▶ **TASK GOAL**: A line counts if it contains the word "values" at least once. State how many such lines the records contain, giving the number alone.

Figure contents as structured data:
# # # # # # #
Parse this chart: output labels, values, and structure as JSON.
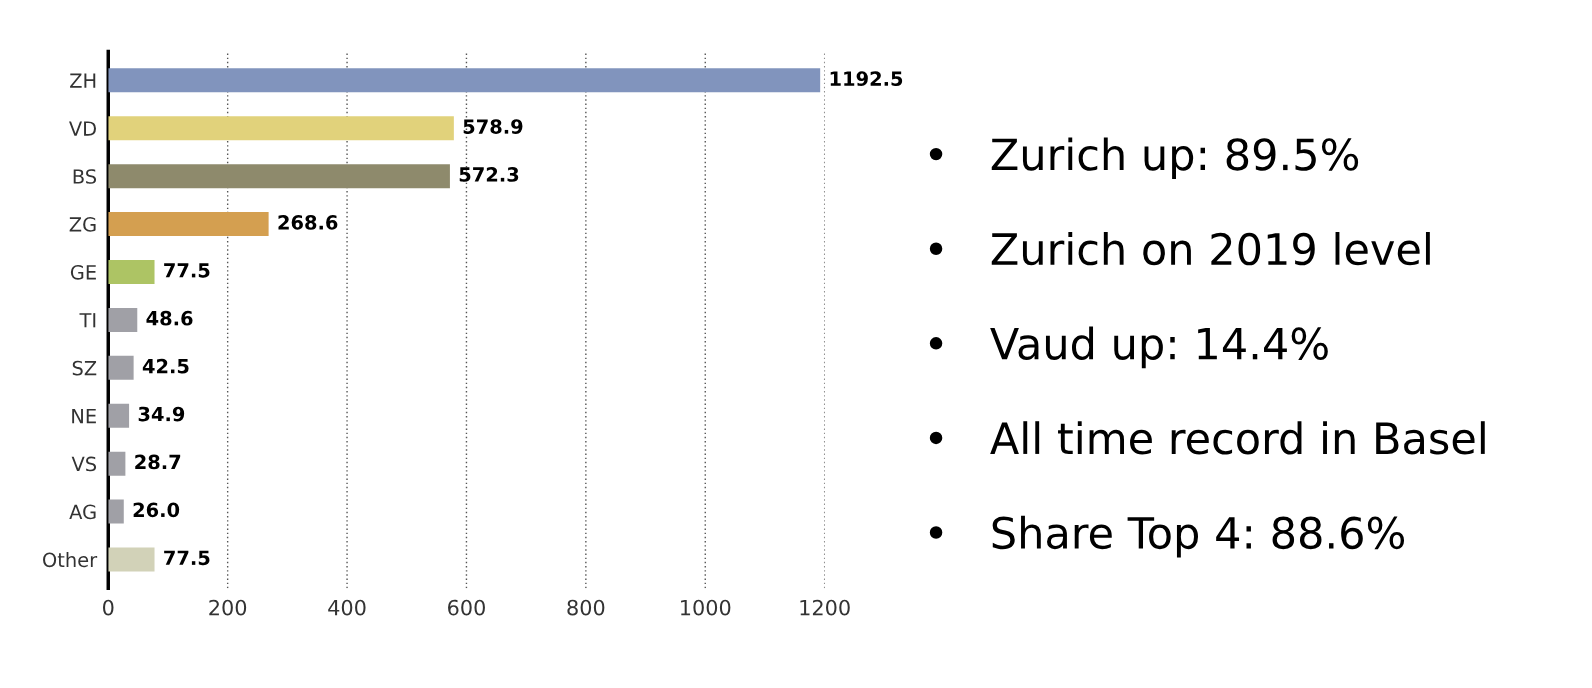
{
  "chart_data": {
    "type": "bar",
    "orientation": "horizontal",
    "categories": [
      "ZH",
      "VD",
      "BS",
      "ZG",
      "GE",
      "TI",
      "SZ",
      "NE",
      "VS",
      "AG",
      "Other"
    ],
    "values": [
      1192.5,
      578.9,
      572.3,
      268.6,
      77.5,
      48.6,
      42.5,
      34.9,
      28.7,
      26.0,
      77.5
    ],
    "colors": [
      "#8194bd",
      "#e1d27b",
      "#8e8a6c",
      "#d49f50",
      "#adc464",
      "#a0a0a6",
      "#a0a0a6",
      "#a0a0a6",
      "#a0a0a6",
      "#a0a0a6",
      "#d2d2b8"
    ],
    "value_labels": [
      "1192.5",
      "578.9",
      "572.3",
      "268.6",
      "77.5",
      "48.6",
      "42.5",
      "34.9",
      "28.7",
      "26.0",
      "77.5"
    ],
    "xlim": [
      0,
      1200
    ],
    "xticks": [
      0,
      200,
      400,
      600,
      800,
      1000,
      1200
    ],
    "grid": "x",
    "annotations": [
      "•   Zurich up: 89.5%",
      "•   Zurich on 2019 level",
      "•   Vaud up: 14.4%",
      "•   All time record in Basel",
      "•   Share Top 4: 88.6%"
    ]
  }
}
# # # # # # #
▶ **SOLVED PROBLEM**: 2